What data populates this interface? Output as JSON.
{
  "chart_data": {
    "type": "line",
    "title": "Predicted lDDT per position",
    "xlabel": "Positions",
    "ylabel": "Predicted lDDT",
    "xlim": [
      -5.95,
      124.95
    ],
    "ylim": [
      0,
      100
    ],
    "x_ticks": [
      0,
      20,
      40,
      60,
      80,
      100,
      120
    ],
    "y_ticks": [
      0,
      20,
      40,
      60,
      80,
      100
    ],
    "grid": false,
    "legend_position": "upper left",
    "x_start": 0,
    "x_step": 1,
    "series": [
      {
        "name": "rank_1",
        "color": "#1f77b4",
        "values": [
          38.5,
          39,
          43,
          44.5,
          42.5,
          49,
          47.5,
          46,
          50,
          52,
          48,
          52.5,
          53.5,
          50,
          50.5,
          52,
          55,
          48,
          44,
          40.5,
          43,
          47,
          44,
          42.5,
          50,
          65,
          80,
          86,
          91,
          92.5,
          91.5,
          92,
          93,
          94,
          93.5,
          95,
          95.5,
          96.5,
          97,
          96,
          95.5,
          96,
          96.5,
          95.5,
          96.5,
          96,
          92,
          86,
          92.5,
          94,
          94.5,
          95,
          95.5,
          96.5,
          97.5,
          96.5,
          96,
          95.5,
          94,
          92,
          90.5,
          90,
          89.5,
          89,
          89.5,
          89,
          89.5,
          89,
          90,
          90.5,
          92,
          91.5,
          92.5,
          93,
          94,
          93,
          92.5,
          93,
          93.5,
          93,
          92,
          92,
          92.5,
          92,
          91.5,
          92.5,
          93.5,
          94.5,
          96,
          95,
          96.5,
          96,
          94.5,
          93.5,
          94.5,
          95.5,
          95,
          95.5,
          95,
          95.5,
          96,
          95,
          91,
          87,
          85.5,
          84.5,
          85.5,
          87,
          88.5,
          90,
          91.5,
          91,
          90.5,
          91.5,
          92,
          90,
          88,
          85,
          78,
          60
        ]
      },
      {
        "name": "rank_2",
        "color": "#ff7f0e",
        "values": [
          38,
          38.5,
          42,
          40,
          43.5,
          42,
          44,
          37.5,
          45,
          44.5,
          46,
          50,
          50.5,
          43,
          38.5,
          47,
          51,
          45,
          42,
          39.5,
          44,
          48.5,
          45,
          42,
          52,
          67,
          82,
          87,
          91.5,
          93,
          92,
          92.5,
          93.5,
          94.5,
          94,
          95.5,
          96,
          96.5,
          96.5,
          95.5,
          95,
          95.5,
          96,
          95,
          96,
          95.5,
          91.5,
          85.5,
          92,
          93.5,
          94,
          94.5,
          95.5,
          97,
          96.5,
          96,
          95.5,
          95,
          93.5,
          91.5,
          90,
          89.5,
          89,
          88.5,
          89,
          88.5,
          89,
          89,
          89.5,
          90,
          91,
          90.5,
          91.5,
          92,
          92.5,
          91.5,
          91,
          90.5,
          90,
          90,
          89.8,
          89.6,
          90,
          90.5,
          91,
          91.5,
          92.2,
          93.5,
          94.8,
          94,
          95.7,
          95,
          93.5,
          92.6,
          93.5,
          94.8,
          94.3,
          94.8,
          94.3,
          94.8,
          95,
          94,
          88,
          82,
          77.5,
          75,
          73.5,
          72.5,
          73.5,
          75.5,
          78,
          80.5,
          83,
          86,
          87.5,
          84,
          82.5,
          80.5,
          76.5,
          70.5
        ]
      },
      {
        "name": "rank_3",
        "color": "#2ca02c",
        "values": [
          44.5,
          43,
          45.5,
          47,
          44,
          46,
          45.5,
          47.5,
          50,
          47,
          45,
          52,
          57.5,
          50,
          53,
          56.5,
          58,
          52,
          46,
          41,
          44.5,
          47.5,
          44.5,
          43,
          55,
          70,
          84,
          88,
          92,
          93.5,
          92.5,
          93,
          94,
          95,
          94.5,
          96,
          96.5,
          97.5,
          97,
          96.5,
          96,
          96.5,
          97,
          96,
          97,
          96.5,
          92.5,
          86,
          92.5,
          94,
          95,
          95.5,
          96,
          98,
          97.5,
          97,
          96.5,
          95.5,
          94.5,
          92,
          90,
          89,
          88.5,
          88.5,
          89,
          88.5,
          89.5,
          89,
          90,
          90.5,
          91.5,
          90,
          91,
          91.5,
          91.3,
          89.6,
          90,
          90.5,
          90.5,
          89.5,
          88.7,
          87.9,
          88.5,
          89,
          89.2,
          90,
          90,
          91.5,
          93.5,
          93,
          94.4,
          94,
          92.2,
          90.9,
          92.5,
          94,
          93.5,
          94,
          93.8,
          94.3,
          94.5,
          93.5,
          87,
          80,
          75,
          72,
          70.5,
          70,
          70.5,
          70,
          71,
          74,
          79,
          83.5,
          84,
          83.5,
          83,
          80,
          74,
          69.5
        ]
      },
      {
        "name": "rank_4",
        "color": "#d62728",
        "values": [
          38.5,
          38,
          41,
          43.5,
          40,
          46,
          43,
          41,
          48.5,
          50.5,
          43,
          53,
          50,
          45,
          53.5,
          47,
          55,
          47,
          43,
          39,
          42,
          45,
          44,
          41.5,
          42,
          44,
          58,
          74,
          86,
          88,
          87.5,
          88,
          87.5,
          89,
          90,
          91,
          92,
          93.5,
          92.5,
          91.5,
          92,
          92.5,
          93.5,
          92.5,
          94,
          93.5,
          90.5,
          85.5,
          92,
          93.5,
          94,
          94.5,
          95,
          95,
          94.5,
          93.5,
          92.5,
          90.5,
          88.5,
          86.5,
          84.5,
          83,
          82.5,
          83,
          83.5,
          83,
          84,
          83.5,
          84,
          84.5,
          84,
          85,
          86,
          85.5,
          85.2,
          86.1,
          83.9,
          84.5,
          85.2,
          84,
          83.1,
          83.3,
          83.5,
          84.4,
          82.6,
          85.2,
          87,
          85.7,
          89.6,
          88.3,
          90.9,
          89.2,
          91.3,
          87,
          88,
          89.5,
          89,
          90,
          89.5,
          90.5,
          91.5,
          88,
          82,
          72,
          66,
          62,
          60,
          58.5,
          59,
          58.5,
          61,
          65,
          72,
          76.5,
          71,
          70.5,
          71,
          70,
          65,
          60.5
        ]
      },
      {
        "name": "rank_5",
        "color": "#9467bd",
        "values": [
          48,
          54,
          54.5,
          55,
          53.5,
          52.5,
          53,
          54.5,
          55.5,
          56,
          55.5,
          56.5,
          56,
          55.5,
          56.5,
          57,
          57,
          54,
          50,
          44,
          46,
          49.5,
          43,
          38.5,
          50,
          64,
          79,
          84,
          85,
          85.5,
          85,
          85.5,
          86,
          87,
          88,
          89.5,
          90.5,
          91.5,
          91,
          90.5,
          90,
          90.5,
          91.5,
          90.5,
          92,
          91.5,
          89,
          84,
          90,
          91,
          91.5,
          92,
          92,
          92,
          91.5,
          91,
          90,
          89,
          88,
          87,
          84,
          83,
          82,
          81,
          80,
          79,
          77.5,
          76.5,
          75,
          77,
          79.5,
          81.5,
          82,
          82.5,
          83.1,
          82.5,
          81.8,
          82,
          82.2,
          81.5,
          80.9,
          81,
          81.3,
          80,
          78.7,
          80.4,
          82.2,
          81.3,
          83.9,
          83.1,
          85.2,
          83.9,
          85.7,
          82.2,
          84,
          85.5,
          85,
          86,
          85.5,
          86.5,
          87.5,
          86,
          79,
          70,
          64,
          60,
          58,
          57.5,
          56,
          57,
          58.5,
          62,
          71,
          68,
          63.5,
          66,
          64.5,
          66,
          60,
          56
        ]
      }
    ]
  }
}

→ WHAT TO DO
Only lines holding the string "name" are wanted; gather each one from the entries above.

→ ANSWER TO THE PROBLEM
        "name": "rank_1",
        "name": "rank_2",
        "name": "rank_3",
        "name": "rank_4",
        "name": "rank_5",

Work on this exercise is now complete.